(Data entries)
== == ==
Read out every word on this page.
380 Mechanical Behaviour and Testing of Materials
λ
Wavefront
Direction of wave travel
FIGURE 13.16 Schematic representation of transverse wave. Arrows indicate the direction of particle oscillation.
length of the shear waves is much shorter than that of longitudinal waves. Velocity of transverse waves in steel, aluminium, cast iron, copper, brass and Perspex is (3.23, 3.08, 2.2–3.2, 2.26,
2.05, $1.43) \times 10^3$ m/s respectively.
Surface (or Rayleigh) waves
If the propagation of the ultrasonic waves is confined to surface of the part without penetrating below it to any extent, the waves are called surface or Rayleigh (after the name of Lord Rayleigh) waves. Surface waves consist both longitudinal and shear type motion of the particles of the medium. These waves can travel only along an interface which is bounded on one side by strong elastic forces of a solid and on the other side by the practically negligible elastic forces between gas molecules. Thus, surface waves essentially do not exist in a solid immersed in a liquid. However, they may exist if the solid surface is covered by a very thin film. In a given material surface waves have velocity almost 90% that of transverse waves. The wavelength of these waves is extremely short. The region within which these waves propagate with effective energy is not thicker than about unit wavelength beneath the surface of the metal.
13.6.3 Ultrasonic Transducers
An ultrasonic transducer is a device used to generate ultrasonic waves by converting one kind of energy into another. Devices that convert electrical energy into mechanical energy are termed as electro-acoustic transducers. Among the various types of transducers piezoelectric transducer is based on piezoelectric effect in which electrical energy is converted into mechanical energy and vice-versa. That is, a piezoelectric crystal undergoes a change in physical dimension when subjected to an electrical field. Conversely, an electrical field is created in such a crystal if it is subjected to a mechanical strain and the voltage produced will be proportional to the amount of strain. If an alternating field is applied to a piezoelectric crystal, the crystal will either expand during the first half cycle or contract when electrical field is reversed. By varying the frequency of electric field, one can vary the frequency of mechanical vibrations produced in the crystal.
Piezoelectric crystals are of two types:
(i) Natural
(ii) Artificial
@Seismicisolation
== == ==
# TASK BRIEF
Please reproduce every line of the material word for word.

# SOLUTION TO THIS TASK
Read out every word on this page.
380 Mechanical Behaviour and Testing of Materials
λ
Wavefront
Direction of wave travel
FIGURE 13.16 Schematic representation of transverse wave. Arrows indicate the direction of particle oscillation.
length of the shear waves is much shorter than that of longitudinal waves. Velocity of transverse waves in steel, aluminium, cast iron, copper, brass and Perspex is (3.23, 3.08, 2.2–3.2, 2.26,
2.05, $1.43) \times 10^3$ m/s respectively.
Surface (or Rayleigh) waves
If the propagation of the ultrasonic waves is confined to surface of the part without penetrating below it to any extent, the waves are called surface or Rayleigh (after the name of Lord Rayleigh) waves. Surface waves consist both longitudinal and shear type motion of the particles of the medium. These waves can travel only along an interface which is bounded on one side by strong elastic forces of a solid and on the other side by the practically negligible elastic forces between gas molecules. Thus, surface waves essentially do not exist in a solid immersed in a liquid. However, they may exist if the solid surface is covered by a very thin film. In a given material surface waves have velocity almost 90% that of transverse waves. The wavelength of these waves is extremely short. The region within which these waves propagate with effective energy is not thicker than about unit wavelength beneath the surface of the metal.
13.6.3 Ultrasonic Transducers
An ultrasonic transducer is a device used to generate ultrasonic waves by converting one kind of energy into another. Devices that convert electrical energy into mechanical energy are termed as electro-acoustic transducers. Among the various types of transducers piezoelectric transducer is based on piezoelectric effect in which electrical energy is converted into mechanical energy and vice-versa. That is, a piezoelectric crystal undergoes a change in physical dimension when subjected to an electrical field. Conversely, an electrical field is created in such a crystal if it is subjected to a mechanical strain and the voltage produced will be proportional to the amount of strain. If an alternating field is applied to a piezoelectric crystal, the crystal will either expand during the first half cycle or contract when electrical field is reversed. By varying the frequency of electric field, one can vary the frequency of mechanical vibrations produced in the crystal.
Piezoelectric crystals are of two types:
(i) Natural
(ii) Artificial
@Seismicisolation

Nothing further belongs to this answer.